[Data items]
- - -

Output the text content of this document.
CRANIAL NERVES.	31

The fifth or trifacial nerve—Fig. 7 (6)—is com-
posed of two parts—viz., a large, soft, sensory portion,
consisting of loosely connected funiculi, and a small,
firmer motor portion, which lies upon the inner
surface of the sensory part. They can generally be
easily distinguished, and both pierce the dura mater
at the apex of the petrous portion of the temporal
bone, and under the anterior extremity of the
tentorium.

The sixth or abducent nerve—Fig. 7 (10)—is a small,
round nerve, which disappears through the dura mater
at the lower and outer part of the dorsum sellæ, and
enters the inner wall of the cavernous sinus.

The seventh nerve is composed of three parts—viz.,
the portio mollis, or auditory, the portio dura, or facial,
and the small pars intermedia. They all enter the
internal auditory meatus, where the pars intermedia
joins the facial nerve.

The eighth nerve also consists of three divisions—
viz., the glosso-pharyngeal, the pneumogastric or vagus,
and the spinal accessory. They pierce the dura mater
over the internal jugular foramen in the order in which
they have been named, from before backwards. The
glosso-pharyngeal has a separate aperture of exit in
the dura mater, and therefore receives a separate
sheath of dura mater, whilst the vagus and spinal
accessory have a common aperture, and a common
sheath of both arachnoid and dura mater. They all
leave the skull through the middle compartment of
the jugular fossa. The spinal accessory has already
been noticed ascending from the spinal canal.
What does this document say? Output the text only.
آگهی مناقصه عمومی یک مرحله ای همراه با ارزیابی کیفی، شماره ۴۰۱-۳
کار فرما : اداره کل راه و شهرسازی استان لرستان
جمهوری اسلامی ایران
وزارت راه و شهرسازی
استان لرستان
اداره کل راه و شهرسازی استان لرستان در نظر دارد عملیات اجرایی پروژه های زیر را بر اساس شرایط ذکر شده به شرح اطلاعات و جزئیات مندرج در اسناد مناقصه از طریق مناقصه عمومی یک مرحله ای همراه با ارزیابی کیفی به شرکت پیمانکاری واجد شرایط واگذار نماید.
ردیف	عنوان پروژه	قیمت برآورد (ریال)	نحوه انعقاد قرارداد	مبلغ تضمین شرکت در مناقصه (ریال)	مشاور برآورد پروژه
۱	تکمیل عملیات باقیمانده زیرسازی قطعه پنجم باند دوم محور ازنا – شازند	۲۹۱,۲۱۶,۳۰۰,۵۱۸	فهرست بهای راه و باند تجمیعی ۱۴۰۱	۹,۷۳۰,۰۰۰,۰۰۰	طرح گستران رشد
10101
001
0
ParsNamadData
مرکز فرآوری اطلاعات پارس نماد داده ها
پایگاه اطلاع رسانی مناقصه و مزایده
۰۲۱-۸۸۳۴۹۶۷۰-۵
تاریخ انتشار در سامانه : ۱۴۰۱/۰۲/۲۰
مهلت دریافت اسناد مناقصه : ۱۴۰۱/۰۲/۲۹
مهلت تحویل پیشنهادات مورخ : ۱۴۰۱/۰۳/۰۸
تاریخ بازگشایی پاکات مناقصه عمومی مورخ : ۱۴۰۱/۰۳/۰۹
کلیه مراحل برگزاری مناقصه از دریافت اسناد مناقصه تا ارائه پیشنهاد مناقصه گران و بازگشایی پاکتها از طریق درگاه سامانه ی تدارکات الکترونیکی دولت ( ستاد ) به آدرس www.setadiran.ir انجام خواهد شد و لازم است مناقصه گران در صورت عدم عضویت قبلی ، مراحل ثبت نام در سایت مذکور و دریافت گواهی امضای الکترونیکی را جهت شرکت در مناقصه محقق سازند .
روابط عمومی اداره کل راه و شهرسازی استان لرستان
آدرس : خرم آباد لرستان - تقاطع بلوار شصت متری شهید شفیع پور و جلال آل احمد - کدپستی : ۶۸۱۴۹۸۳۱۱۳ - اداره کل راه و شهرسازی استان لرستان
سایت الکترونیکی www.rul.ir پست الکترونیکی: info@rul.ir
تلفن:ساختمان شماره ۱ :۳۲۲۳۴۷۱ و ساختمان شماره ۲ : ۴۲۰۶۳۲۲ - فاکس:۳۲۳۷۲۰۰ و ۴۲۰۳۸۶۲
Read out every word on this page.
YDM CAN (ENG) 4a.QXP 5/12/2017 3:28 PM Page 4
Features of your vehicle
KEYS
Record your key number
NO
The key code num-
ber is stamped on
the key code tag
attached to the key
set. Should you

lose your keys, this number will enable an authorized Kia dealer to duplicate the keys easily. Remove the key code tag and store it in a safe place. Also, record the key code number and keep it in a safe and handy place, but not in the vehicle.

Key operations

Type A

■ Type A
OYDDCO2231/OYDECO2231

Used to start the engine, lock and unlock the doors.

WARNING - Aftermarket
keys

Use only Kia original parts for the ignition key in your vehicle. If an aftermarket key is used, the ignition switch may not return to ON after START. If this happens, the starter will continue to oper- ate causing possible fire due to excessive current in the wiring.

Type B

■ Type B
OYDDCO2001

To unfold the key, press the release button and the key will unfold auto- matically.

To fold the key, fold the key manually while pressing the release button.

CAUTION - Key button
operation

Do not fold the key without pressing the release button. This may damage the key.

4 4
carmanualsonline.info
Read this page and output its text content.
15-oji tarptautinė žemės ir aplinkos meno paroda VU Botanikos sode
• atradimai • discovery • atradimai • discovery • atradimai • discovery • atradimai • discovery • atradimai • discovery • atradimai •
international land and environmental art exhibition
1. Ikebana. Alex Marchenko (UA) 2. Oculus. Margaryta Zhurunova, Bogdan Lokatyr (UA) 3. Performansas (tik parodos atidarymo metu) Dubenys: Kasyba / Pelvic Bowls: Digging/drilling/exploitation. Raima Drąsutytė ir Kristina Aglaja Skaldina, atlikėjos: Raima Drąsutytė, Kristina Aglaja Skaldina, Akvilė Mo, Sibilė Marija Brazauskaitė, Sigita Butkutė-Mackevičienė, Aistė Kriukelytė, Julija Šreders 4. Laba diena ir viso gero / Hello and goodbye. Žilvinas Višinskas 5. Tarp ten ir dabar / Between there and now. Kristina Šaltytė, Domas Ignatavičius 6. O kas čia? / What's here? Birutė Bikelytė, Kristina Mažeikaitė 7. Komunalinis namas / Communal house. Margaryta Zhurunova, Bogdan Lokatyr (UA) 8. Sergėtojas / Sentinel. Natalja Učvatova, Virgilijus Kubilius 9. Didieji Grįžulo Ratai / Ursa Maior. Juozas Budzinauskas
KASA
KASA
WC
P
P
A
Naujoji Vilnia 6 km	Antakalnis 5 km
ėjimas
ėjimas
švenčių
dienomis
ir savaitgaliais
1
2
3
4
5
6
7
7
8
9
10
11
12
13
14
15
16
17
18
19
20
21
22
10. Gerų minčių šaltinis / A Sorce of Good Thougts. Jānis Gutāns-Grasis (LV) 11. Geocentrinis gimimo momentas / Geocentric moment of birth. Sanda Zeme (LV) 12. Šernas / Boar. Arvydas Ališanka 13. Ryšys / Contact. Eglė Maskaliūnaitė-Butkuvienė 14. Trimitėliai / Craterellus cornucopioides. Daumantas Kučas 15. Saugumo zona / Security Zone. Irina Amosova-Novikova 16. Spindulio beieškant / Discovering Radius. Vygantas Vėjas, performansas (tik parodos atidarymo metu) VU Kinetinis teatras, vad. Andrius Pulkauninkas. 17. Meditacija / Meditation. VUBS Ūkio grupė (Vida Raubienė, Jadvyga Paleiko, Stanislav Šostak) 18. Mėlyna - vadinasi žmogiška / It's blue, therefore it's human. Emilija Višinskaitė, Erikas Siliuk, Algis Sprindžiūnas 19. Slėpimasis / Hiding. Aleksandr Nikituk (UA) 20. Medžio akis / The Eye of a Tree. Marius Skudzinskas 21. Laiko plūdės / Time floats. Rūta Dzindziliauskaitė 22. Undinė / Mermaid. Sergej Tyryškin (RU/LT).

- - -

REQUIREMENTS =
Find each line holding the word "همراه" and copy it.

RESPONSE TO THE TASK =
آگهی مناقصه عمومی یک مرحله ای همراه با ارزیابی کیفی، شماره ۴۰۱-۳
اداره کل راه و شهرسازی استان لرستان در نظر دارد عملیات اجرایی پروژه های زیر را بر اساس شرایط ذکر شده به شرح اطلاعات و جزئیات مندرج در اسناد مناقصه از طریق مناقصه عمومی یک مرحله ای همراه با ارزیابی کیفی به شرکت پیمانکاری واجد شرایط واگذار نماید.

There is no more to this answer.